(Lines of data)
++++++++++++++++++++
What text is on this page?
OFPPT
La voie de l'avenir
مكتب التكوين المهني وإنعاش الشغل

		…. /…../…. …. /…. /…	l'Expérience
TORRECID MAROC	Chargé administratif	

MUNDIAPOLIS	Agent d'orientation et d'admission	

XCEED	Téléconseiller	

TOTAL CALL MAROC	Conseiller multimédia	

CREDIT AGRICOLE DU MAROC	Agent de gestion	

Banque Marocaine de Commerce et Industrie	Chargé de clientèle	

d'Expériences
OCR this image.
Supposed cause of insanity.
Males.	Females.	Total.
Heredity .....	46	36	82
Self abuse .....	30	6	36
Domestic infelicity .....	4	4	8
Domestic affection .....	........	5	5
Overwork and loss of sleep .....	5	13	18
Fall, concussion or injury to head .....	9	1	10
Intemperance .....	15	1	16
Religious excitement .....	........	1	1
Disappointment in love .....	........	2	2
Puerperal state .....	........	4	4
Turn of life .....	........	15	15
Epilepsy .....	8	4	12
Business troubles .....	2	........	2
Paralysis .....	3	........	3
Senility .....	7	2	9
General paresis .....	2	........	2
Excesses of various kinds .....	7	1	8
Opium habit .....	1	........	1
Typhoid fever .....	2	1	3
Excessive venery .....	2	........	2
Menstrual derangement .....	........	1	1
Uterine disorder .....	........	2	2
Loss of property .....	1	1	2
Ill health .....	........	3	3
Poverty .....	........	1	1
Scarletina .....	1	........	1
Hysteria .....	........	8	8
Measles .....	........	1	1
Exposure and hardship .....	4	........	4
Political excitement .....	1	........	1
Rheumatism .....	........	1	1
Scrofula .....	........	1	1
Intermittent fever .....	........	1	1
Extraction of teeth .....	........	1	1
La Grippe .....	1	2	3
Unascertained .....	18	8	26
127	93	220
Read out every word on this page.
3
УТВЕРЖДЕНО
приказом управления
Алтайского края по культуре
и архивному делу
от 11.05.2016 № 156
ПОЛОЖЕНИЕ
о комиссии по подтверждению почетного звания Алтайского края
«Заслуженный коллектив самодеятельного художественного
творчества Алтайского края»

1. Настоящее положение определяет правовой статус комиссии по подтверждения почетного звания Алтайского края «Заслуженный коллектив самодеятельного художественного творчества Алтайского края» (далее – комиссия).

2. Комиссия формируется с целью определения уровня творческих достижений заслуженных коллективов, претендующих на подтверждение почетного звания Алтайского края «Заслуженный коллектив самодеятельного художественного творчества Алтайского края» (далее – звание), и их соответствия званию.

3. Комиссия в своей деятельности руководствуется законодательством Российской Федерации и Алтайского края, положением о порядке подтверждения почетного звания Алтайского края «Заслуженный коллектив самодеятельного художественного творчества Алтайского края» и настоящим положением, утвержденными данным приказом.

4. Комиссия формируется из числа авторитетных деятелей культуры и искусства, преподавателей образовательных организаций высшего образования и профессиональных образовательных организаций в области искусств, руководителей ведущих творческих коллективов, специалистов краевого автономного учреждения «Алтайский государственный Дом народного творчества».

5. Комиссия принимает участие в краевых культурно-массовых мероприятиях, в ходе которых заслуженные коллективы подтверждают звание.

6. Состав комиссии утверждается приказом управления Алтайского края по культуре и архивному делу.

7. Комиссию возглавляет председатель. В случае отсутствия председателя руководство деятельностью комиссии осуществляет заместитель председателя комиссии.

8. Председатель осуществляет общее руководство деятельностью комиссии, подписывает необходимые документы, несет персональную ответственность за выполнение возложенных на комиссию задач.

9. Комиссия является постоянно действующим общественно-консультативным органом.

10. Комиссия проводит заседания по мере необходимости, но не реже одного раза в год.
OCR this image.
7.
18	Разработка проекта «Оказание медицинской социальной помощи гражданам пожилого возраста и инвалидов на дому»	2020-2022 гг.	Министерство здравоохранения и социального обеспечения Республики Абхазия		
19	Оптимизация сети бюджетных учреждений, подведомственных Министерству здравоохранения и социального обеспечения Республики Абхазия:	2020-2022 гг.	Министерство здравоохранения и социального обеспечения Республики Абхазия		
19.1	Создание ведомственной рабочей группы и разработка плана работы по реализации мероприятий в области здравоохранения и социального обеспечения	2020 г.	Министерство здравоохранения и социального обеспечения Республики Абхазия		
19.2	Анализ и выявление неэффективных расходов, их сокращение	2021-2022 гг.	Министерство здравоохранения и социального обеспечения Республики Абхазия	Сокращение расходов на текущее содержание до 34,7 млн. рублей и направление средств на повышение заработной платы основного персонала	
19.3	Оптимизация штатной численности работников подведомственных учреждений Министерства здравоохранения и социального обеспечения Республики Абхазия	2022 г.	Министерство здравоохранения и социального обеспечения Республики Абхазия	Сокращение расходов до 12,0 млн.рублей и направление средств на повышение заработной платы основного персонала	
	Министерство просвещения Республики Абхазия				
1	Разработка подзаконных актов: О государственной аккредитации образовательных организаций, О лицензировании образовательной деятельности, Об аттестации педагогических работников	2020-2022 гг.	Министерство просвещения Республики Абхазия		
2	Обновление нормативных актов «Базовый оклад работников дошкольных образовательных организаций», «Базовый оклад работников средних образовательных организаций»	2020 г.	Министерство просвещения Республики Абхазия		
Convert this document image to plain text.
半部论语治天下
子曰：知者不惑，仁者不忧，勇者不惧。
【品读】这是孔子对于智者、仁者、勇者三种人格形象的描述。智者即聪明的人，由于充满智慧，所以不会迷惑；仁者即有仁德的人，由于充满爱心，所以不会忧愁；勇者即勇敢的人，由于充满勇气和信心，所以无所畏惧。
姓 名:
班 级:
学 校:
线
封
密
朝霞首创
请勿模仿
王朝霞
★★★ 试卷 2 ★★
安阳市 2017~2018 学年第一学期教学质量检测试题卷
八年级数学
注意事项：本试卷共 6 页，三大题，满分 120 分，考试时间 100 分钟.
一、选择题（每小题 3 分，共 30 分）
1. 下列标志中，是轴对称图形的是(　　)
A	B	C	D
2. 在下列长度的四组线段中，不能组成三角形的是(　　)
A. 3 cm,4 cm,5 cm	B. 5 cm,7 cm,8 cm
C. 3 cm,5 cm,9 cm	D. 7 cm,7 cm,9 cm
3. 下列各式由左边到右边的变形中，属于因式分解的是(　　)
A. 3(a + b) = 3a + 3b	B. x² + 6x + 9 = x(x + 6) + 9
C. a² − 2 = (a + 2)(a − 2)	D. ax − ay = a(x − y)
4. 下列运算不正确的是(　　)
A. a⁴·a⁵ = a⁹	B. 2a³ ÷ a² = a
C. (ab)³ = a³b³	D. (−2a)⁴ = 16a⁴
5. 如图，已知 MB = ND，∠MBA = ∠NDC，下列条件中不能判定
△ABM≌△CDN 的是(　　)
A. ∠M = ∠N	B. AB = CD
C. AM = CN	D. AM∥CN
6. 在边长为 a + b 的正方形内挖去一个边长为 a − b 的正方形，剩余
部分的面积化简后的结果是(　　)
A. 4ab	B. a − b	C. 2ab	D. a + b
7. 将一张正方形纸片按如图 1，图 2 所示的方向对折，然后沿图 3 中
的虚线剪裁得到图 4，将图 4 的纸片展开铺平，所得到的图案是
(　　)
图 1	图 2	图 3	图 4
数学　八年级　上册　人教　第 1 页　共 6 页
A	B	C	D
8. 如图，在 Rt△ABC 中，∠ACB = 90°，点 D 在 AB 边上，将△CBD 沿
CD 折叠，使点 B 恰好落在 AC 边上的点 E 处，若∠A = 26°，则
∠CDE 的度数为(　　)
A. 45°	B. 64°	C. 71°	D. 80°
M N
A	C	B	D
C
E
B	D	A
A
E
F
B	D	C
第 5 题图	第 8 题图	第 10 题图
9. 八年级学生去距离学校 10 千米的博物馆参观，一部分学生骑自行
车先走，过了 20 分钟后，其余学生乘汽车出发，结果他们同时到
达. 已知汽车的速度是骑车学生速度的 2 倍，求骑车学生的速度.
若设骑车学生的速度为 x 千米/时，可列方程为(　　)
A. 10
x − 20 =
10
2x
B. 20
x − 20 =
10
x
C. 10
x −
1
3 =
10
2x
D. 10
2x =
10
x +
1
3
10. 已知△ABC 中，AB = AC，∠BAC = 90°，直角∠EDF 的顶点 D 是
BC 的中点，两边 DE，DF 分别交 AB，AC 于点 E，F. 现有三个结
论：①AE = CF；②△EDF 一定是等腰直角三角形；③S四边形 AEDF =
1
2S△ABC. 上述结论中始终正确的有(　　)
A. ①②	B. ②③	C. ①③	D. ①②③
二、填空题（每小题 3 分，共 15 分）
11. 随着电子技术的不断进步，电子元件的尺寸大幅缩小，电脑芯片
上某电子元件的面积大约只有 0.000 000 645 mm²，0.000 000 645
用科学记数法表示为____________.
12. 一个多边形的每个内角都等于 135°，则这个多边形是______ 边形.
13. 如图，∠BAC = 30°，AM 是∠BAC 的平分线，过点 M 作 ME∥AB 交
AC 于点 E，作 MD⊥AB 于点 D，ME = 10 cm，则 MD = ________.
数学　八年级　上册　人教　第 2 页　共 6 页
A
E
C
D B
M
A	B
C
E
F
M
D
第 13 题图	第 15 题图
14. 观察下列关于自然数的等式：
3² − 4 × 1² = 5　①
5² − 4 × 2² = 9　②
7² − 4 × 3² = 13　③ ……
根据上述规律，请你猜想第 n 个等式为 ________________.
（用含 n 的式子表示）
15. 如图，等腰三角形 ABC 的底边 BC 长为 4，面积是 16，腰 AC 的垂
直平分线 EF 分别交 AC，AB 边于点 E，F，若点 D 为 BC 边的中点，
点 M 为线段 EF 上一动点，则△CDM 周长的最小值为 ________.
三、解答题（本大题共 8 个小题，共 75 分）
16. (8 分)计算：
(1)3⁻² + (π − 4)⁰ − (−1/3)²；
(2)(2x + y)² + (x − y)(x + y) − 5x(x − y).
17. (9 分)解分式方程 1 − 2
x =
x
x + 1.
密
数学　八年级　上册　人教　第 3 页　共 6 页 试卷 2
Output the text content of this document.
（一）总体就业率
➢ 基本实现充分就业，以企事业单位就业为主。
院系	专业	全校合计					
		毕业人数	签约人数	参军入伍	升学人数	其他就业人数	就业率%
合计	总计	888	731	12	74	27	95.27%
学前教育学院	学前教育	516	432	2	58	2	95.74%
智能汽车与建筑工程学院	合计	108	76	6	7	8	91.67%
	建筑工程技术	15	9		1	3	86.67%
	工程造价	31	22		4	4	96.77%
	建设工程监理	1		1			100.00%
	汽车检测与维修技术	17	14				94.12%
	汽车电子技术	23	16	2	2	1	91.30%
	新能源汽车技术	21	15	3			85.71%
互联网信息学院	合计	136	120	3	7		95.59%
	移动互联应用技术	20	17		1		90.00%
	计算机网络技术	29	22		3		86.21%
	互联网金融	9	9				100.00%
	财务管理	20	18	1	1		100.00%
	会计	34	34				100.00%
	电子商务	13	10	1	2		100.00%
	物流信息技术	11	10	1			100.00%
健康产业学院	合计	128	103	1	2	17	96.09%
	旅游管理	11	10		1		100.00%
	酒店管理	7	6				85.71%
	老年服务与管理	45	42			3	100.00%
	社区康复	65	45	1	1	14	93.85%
++++++++++++++++++++
- TASK DESCRIPTION:
State the count of lines holding the string "подтверждения" in the listing above, and nothing else.

- EXERCISE RESULT:
2